**Material**
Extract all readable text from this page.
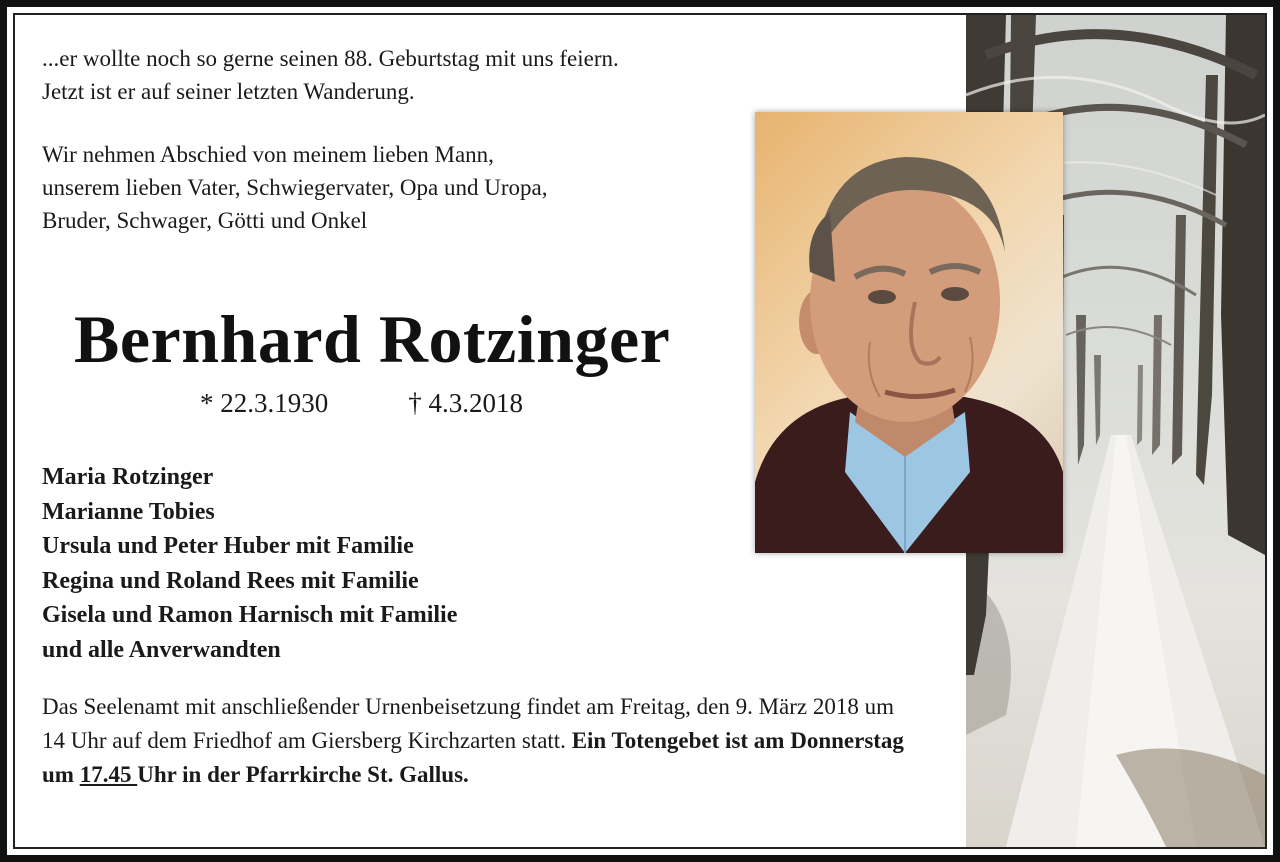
...er wollte noch so gerne seinen 88. Geburtstag mit uns feiern.
Jetzt ist er auf seiner letzten Wanderung.

Wir nehmen Abschied von meinem lieben Mann,
unserem lieben Vater, Schwiegervater, Opa und Uropa,
Bruder, Schwager, Götti und Onkel

Bernhard Rotzinger
* 22.3.1930	† 4.3.2018
Maria Rotzinger
Marianne Tobies
Ursula und Peter Huber mit Familie
Regina und Roland Rees mit Familie
Gisela und Ramon Harnisch mit Familie
und alle Anverwandten
Das Seelenamt mit anschließender Urnenbeisetzung findet am Freitag, den 9. März 2018 um 14 Uhr auf dem Friedhof am Giersberg Kirchzarten statt. Ein Totengebet ist am Donnerstag um 17.45 Uhr in der Pfarrkirche St. Gallus.
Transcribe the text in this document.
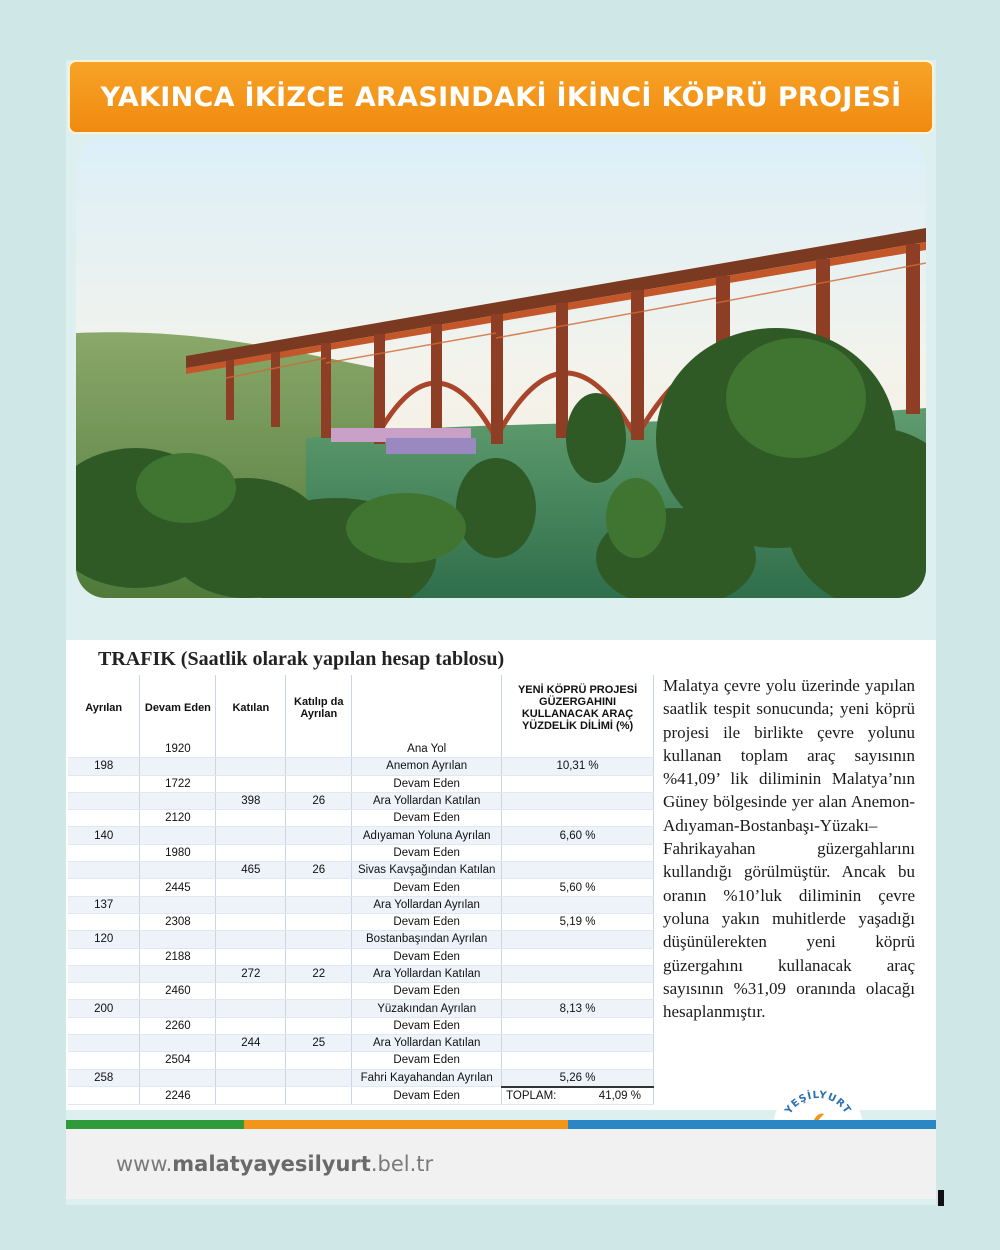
YAKINCA İKİZCE ARASINDAKİ İKİNCİ KÖPRÜ PROJESİ
TRAFIK (Saatlik olarak yapılan hesap tablosu)
Ayrılan	Devam Eden	Katılan	Katılıp da Ayrılan		YENİ KÖPRÜ PROJESİ GÜZERGAHINI KULLANACAK ARAÇ YÜZDELİK DİLİMİ (%)
	1920			Ana Yol	
198				Anemon Ayrılan	10,31 %
	1722			Devam Eden	
		398	26	Ara Yollardan Katılan	
	2120			Devam Eden	
140				Adıyaman Yoluna Ayrılan	6,60 %
	1980			Devam Eden	
		465	26	Sivas Kavşağından Katılan	
	2445			Devam Eden	5,60 %
137				Ara Yollardan Ayrılan	
	2308			Devam Eden	5,19 %
120				Bostanbaşından Ayrılan	
	2188			Devam Eden	
		272	22	Ara Yollardan Katılan	
	2460			Devam Eden	
200				Yüzakından Ayrılan	8,13 %
	2260			Devam Eden	
		244	25	Ara Yollardan Katılan	
	2504			Devam Eden	
258				Fahri Kayahandan Ayrılan	5,26 %
	2246			Devam Eden	TOPLAM: 41,09 %
Malatya çevre yolu üzerinde yapılan saatlik tespit sonucunda; yeni köprü projesi ile birlikte çevre yolunu kullanan toplam araç sayısının %41,09’ lik diliminin Malatya’nın Güney bölgesinde yer alan Anemon-Adıyaman-Bostanbaşı-Yüzakı–Fahrikayahan güzergahlarını kullandığı görülmüştür. Ancak bu oranın %10’luk diliminin çevre yoluna yakın muhitlerde yaşadığı düşünülerekten yeni köprü güzergahını kullanacak araç sayısının %31,09 oranında olacağı hesaplanmıştır.
YEŞİLYURT
www.malatyayesilyurt.bel.tr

**What the exercise asks**
Count every line in the preceding entries where the string "PROJESİ" appears, then state only the total.

**Expected answer**
2